> [Aim of the exercise]:
All of the data should be output character for character, except the pictures.

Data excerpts
↓
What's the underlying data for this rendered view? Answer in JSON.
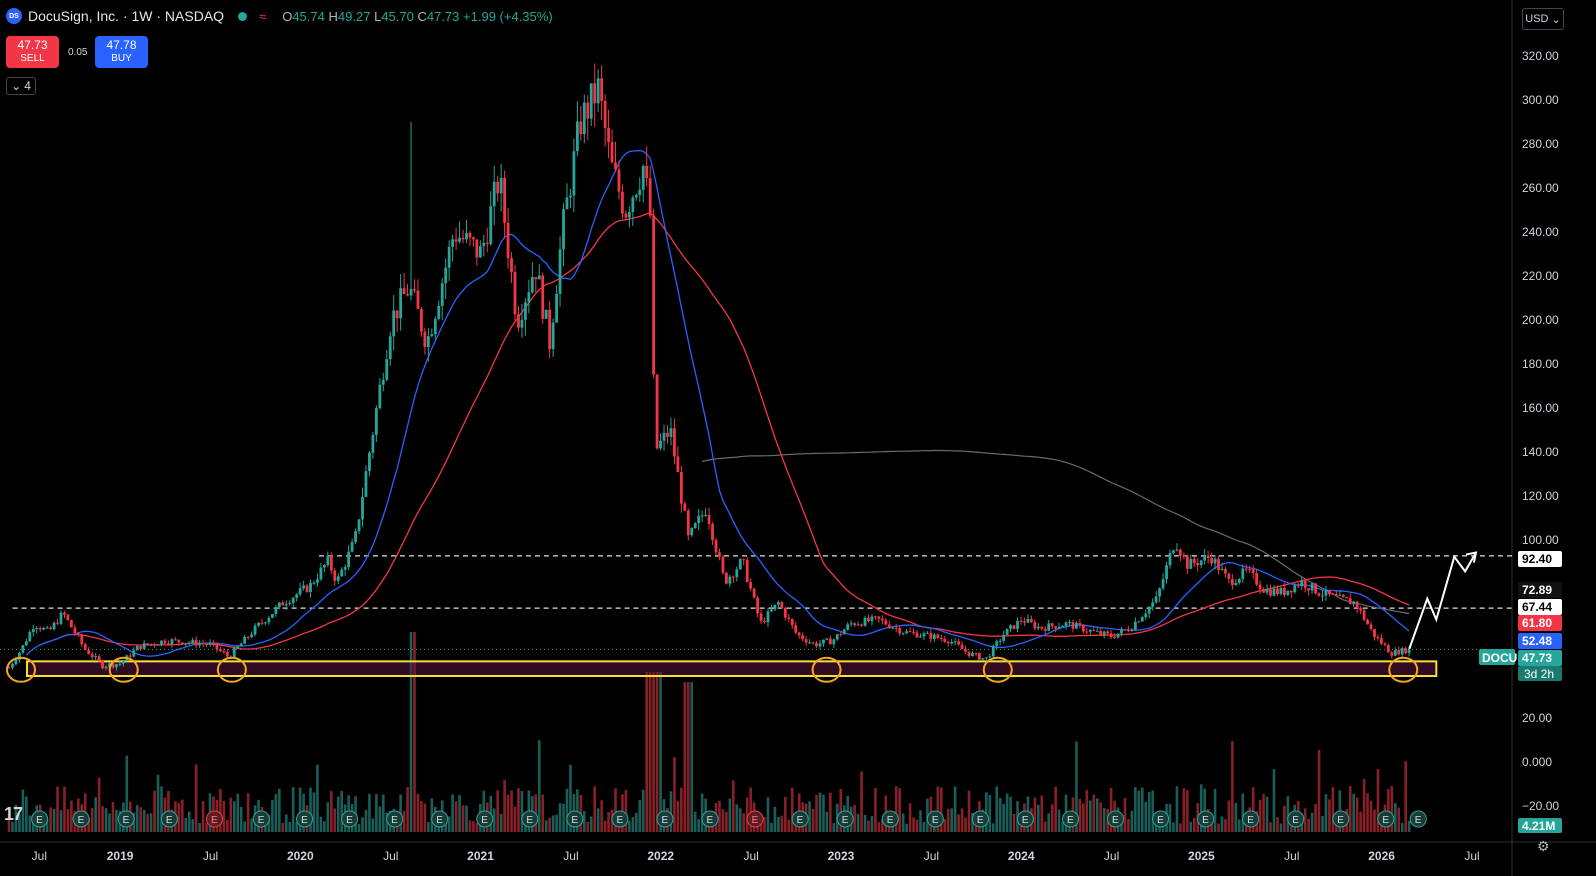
{
  "header": {
    "logo_text": "DS",
    "title": "DocuSign, Inc. · 1W · NASDAQ",
    "wave_icon": "≈",
    "ohlc": {
      "o_label": "O",
      "o": "45.74",
      "h_label": "H",
      "h": "49.27",
      "l_label": "L",
      "l": "45.70",
      "c_label": "C",
      "c": "47.73",
      "change": "+1.99 (+4.35%)"
    }
  },
  "trade": {
    "sell_price": "47.73",
    "sell_label": "SELL",
    "spread": "0.05",
    "buy_price": "47.78",
    "buy_label": "BUY"
  },
  "indicators_count": "4",
  "currency": "USD",
  "tv_logo": "17",
  "colors": {
    "up": "#26a69a",
    "down": "#f23645",
    "ma_fast": "#2962ff",
    "ma_slow": "#f23645",
    "ma_long": "#6b6b6b",
    "zone": "#f5e03a",
    "circle": "#f5a623",
    "bg": "#000000"
  },
  "chart_data": {
    "type": "candlestick",
    "symbol": "DOCU",
    "timeframe": "1W",
    "y_axis_ticks": [
      320,
      300,
      280,
      260,
      240,
      220,
      200,
      180,
      160,
      140,
      120,
      100,
      20,
      0,
      -20
    ],
    "y_axis_tick_labels": [
      "320.00",
      "300.00",
      "280.00",
      "260.00",
      "240.00",
      "220.00",
      "200.00",
      "180.00",
      "160.00",
      "140.00",
      "120.00",
      "100.00",
      "20.00",
      "0.000",
      "−20.00"
    ],
    "ylim": [
      30,
      330
    ],
    "x_axis_labels": [
      {
        "t": 2018.55,
        "label": "Jul"
      },
      {
        "t": 2019.0,
        "label": "2019"
      },
      {
        "t": 2019.5,
        "label": "Jul"
      },
      {
        "t": 2020.0,
        "label": "2020"
      },
      {
        "t": 2020.5,
        "label": "Jul"
      },
      {
        "t": 2021.0,
        "label": "2021"
      },
      {
        "t": 2021.5,
        "label": "Jul"
      },
      {
        "t": 2022.0,
        "label": "2022"
      },
      {
        "t": 2022.5,
        "label": "Jul"
      },
      {
        "t": 2023.0,
        "label": "2023"
      },
      {
        "t": 2023.5,
        "label": "Jul"
      },
      {
        "t": 2024.0,
        "label": "2024"
      },
      {
        "t": 2024.5,
        "label": "Jul"
      },
      {
        "t": 2025.0,
        "label": "2025"
      },
      {
        "t": 2025.5,
        "label": "Jul"
      },
      {
        "t": 2026.0,
        "label": "2026"
      },
      {
        "t": 2026.5,
        "label": "Jul"
      }
    ],
    "xlim": [
      2018.33,
      2026.72
    ],
    "price_path": [
      [
        2018.38,
        39
      ],
      [
        2018.45,
        48
      ],
      [
        2018.52,
        60
      ],
      [
        2018.6,
        56
      ],
      [
        2018.68,
        65
      ],
      [
        2018.8,
        48
      ],
      [
        2018.9,
        40
      ],
      [
        2019.0,
        41
      ],
      [
        2019.1,
        49
      ],
      [
        2019.25,
        52
      ],
      [
        2019.4,
        51
      ],
      [
        2019.5,
        50
      ],
      [
        2019.6,
        44
      ],
      [
        2019.75,
        58
      ],
      [
        2019.9,
        70
      ],
      [
        2020.05,
        78
      ],
      [
        2020.15,
        90
      ],
      [
        2020.2,
        80
      ],
      [
        2020.3,
        100
      ],
      [
        2020.4,
        150
      ],
      [
        2020.5,
        200
      ],
      [
        2020.6,
        215
      ],
      [
        2020.7,
        190
      ],
      [
        2020.85,
        240
      ],
      [
        2021.0,
        230
      ],
      [
        2021.1,
        265
      ],
      [
        2021.2,
        200
      ],
      [
        2021.3,
        225
      ],
      [
        2021.38,
        190
      ],
      [
        2021.45,
        240
      ],
      [
        2021.55,
        290
      ],
      [
        2021.65,
        305
      ],
      [
        2021.72,
        270
      ],
      [
        2021.8,
        250
      ],
      [
        2021.9,
        270
      ],
      [
        2021.95,
        240
      ],
      [
        2021.96,
        140
      ],
      [
        2022.05,
        150
      ],
      [
        2022.15,
        100
      ],
      [
        2022.25,
        115
      ],
      [
        2022.35,
        80
      ],
      [
        2022.45,
        90
      ],
      [
        2022.55,
        60
      ],
      [
        2022.65,
        70
      ],
      [
        2022.75,
        55
      ],
      [
        2022.85,
        50
      ],
      [
        2022.95,
        52
      ],
      [
        2023.05,
        60
      ],
      [
        2023.2,
        62
      ],
      [
        2023.35,
        56
      ],
      [
        2023.5,
        54
      ],
      [
        2023.6,
        52
      ],
      [
        2023.7,
        46
      ],
      [
        2023.8,
        43
      ],
      [
        2023.9,
        55
      ],
      [
        2024.0,
        62
      ],
      [
        2024.1,
        58
      ],
      [
        2024.25,
        60
      ],
      [
        2024.4,
        56
      ],
      [
        2024.5,
        54
      ],
      [
        2024.6,
        58
      ],
      [
        2024.75,
        72
      ],
      [
        2024.85,
        100
      ],
      [
        2024.92,
        88
      ],
      [
        2025.05,
        92
      ],
      [
        2025.15,
        80
      ],
      [
        2025.25,
        85
      ],
      [
        2025.35,
        76
      ],
      [
        2025.45,
        75
      ],
      [
        2025.55,
        80
      ],
      [
        2025.65,
        75
      ],
      [
        2025.75,
        72
      ],
      [
        2025.85,
        70
      ],
      [
        2025.95,
        55
      ],
      [
        2026.05,
        46
      ],
      [
        2026.15,
        47.73
      ]
    ],
    "extremes": {
      "high": 314,
      "high_t": 2021.65,
      "spike_high": 290,
      "spike_t": 2020.62
    },
    "moving_averages": [
      {
        "label": "MA fast",
        "value": "52.48",
        "color": "#2962ff"
      },
      {
        "label": "MA slow",
        "value": "61.80",
        "color": "#f23645"
      },
      {
        "label": "MA long",
        "value": "72.89",
        "color": "#6b6b6b"
      }
    ],
    "price_labels": [
      {
        "text": "92.40",
        "kind": "level"
      },
      {
        "text": "72.89",
        "kind": "ma_long"
      },
      {
        "text": "67.44",
        "kind": "level"
      },
      {
        "text": "61.80",
        "kind": "ma_slow"
      },
      {
        "text": "52.48",
        "kind": "ma_fast"
      },
      {
        "text": "47.73",
        "kind": "last"
      }
    ],
    "last_price": "47.73",
    "countdown": "3d 2h",
    "symbol_tag": "DOCU",
    "volume_label": "4.21M",
    "levels": [
      {
        "price": 92.4,
        "from_t": 2020.1,
        "label": "92.40"
      },
      {
        "price": 67.44,
        "from_t": 2018.4,
        "label": "67.44"
      }
    ],
    "support_zone": {
      "from": 35,
      "to": 42,
      "t_start": 2018.38,
      "t_end": 2026.3
    },
    "circled_lows": [
      2018.38,
      2018.95,
      2019.55,
      2022.85,
      2023.8,
      2026.05
    ],
    "projection": [
      [
        2026.15,
        48
      ],
      [
        2026.25,
        72
      ],
      [
        2026.3,
        62
      ],
      [
        2026.4,
        92
      ],
      [
        2026.46,
        85
      ],
      [
        2026.52,
        94
      ]
    ],
    "earnings_marker": "E",
    "earnings_t": [
      2018.55,
      2018.78,
      2019.03,
      2019.27,
      2019.52,
      2019.78,
      2020.02,
      2020.27,
      2020.52,
      2020.77,
      2021.02,
      2021.27,
      2021.52,
      2021.77,
      2022.02,
      2022.27,
      2022.52,
      2022.77,
      2023.02,
      2023.27,
      2023.52,
      2023.77,
      2024.02,
      2024.27,
      2024.52,
      2024.77,
      2025.02,
      2025.27,
      2025.52,
      2025.77,
      2026.02,
      2026.2
    ],
    "earnings_miss_t": [
      2019.52,
      2022.52
    ]
  }
}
↑
> [Response to the task]:
What's the underlying data for this rendered view? Answer in JSON.
{
  "header": {
    "logo_text": "DS",
    "title": "DocuSign, Inc. · 1W · NASDAQ",
    "wave_icon": "≈",
    "ohlc": {
      "o_label": "O",
      "o": "45.74",
      "h_label": "H",
      "h": "49.27",
      "l_label": "L",
      "l": "45.70",
      "c_label": "C",
      "c": "47.73",
      "change": "+1.99 (+4.35%)"
    }
  },
  "trade": {
    "sell_price": "47.73",
    "sell_label": "SELL",
    "spread": "0.05",
    "buy_price": "47.78",
    "buy_label": "BUY"
  },
  "indicators_count": "4",
  "currency": "USD",
  "tv_logo": "17",
  "colors": {
    "up": "#26a69a",
    "down": "#f23645",
    "ma_fast": "#2962ff",
    "ma_slow": "#f23645",
    "ma_long": "#6b6b6b",
    "zone": "#f5e03a",
    "circle": "#f5a623",
    "bg": "#000000"
  },
  "chart_data": {
    "type": "candlestick",
    "symbol": "DOCU",
    "timeframe": "1W",
    "y_axis_ticks": [
      320,
      300,
      280,
      260,
      240,
      220,
      200,
      180,
      160,
      140,
      120,
      100,
      20,
      0,
      -20
    ],
    "y_axis_tick_labels": [
      "320.00",
      "300.00",
      "280.00",
      "260.00",
      "240.00",
      "220.00",
      "200.00",
      "180.00",
      "160.00",
      "140.00",
      "120.00",
      "100.00",
      "20.00",
      "0.000",
      "−20.00"
    ],
    "ylim": [
      30,
      330
    ],
    "x_axis_labels": [
      {
        "t": 2018.55,
        "label": "Jul"
      },
      {
        "t": 2019.0,
        "label": "2019"
      },
      {
        "t": 2019.5,
        "label": "Jul"
      },
      {
        "t": 2020.0,
        "label": "2020"
      },
      {
        "t": 2020.5,
        "label": "Jul"
      },
      {
        "t": 2021.0,
        "label": "2021"
      },
      {
        "t": 2021.5,
        "label": "Jul"
      },
      {
        "t": 2022.0,
        "label": "2022"
      },
      {
        "t": 2022.5,
        "label": "Jul"
      },
      {
        "t": 2023.0,
        "label": "2023"
      },
      {
        "t": 2023.5,
        "label": "Jul"
      },
      {
        "t": 2024.0,
        "label": "2024"
      },
      {
        "t": 2024.5,
        "label": "Jul"
      },
      {
        "t": 2025.0,
        "label": "2025"
      },
      {
        "t": 2025.5,
        "label": "Jul"
      },
      {
        "t": 2026.0,
        "label": "2026"
      },
      {
        "t": 2026.5,
        "label": "Jul"
      }
    ],
    "xlim": [
      2018.33,
      2026.72
    ],
    "price_path": [
      [
        2018.38,
        39
      ],
      [
        2018.45,
        48
      ],
      [
        2018.52,
        60
      ],
      [
        2018.6,
        56
      ],
      [
        2018.68,
        65
      ],
      [
        2018.8,
        48
      ],
      [
        2018.9,
        40
      ],
      [
        2019.0,
        41
      ],
      [
        2019.1,
        49
      ],
      [
        2019.25,
        52
      ],
      [
        2019.4,
        51
      ],
      [
        2019.5,
        50
      ],
      [
        2019.6,
        44
      ],
      [
        2019.75,
        58
      ],
      [
        2019.9,
        70
      ],
      [
        2020.05,
        78
      ],
      [
        2020.15,
        90
      ],
      [
        2020.2,
        80
      ],
      [
        2020.3,
        100
      ],
      [
        2020.4,
        150
      ],
      [
        2020.5,
        200
      ],
      [
        2020.6,
        215
      ],
      [
        2020.7,
        190
      ],
      [
        2020.85,
        240
      ],
      [
        2021.0,
        230
      ],
      [
        2021.1,
        265
      ],
      [
        2021.2,
        200
      ],
      [
        2021.3,
        225
      ],
      [
        2021.38,
        190
      ],
      [
        2021.45,
        240
      ],
      [
        2021.55,
        290
      ],
      [
        2021.65,
        305
      ],
      [
        2021.72,
        270
      ],
      [
        2021.8,
        250
      ],
      [
        2021.9,
        270
      ],
      [
        2021.95,
        240
      ],
      [
        2021.96,
        140
      ],
      [
        2022.05,
        150
      ],
      [
        2022.15,
        100
      ],
      [
        2022.25,
        115
      ],
      [
        2022.35,
        80
      ],
      [
        2022.45,
        90
      ],
      [
        2022.55,
        60
      ],
      [
        2022.65,
        70
      ],
      [
        2022.75,
        55
      ],
      [
        2022.85,
        50
      ],
      [
        2022.95,
        52
      ],
      [
        2023.05,
        60
      ],
      [
        2023.2,
        62
      ],
      [
        2023.35,
        56
      ],
      [
        2023.5,
        54
      ],
      [
        2023.6,
        52
      ],
      [
        2023.7,
        46
      ],
      [
        2023.8,
        43
      ],
      [
        2023.9,
        55
      ],
      [
        2024.0,
        62
      ],
      [
        2024.1,
        58
      ],
      [
        2024.25,
        60
      ],
      [
        2024.4,
        56
      ],
      [
        2024.5,
        54
      ],
      [
        2024.6,
        58
      ],
      [
        2024.75,
        72
      ],
      [
        2024.85,
        100
      ],
      [
        2024.92,
        88
      ],
      [
        2025.05,
        92
      ],
      [
        2025.15,
        80
      ],
      [
        2025.25,
        85
      ],
      [
        2025.35,
        76
      ],
      [
        2025.45,
        75
      ],
      [
        2025.55,
        80
      ],
      [
        2025.65,
        75
      ],
      [
        2025.75,
        72
      ],
      [
        2025.85,
        70
      ],
      [
        2025.95,
        55
      ],
      [
        2026.05,
        46
      ],
      [
        2026.15,
        47.73
      ]
    ],
    "extremes": {
      "high": 314,
      "high_t": 2021.65,
      "spike_high": 290,
      "spike_t": 2020.62
    },
    "moving_averages": [
      {
        "label": "MA fast",
        "value": "52.48",
        "color": "#2962ff"
      },
      {
        "label": "MA slow",
        "value": "61.80",
        "color": "#f23645"
      },
      {
        "label": "MA long",
        "value": "72.89",
        "color": "#6b6b6b"
      }
    ],
    "price_labels": [
      {
        "text": "92.40",
        "kind": "level"
      },
      {
        "text": "72.89",
        "kind": "ma_long"
      },
      {
        "text": "67.44",
        "kind": "level"
      },
      {
        "text": "61.80",
        "kind": "ma_slow"
      },
      {
        "text": "52.48",
        "kind": "ma_fast"
      },
      {
        "text": "47.73",
        "kind": "last"
      }
    ],
    "last_price": "47.73",
    "countdown": "3d 2h",
    "symbol_tag": "DOCU",
    "volume_label": "4.21M",
    "levels": [
      {
        "price": 92.4,
        "from_t": 2020.1,
        "label": "92.40"
      },
      {
        "price": 67.44,
        "from_t": 2018.4,
        "label": "67.44"
      }
    ],
    "support_zone": {
      "from": 35,
      "to": 42,
      "t_start": 2018.38,
      "t_end": 2026.3
    },
    "circled_lows": [
      2018.38,
      2018.95,
      2019.55,
      2022.85,
      2023.8,
      2026.05
    ],
    "projection": [
      [
        2026.15,
        48
      ],
      [
        2026.25,
        72
      ],
      [
        2026.3,
        62
      ],
      [
        2026.4,
        92
      ],
      [
        2026.46,
        85
      ],
      [
        2026.52,
        94
      ]
    ],
    "earnings_marker": "E",
    "earnings_t": [
      2018.55,
      2018.78,
      2019.03,
      2019.27,
      2019.52,
      2019.78,
      2020.02,
      2020.27,
      2020.52,
      2020.77,
      2021.02,
      2021.27,
      2021.52,
      2021.77,
      2022.02,
      2022.27,
      2022.52,
      2022.77,
      2023.02,
      2023.27,
      2023.52,
      2023.77,
      2024.02,
      2024.27,
      2024.52,
      2024.77,
      2025.02,
      2025.27,
      2025.52,
      2025.77,
      2026.02,
      2026.2
    ],
    "earnings_miss_t": [
      2019.52,
      2022.52
    ]
  }
}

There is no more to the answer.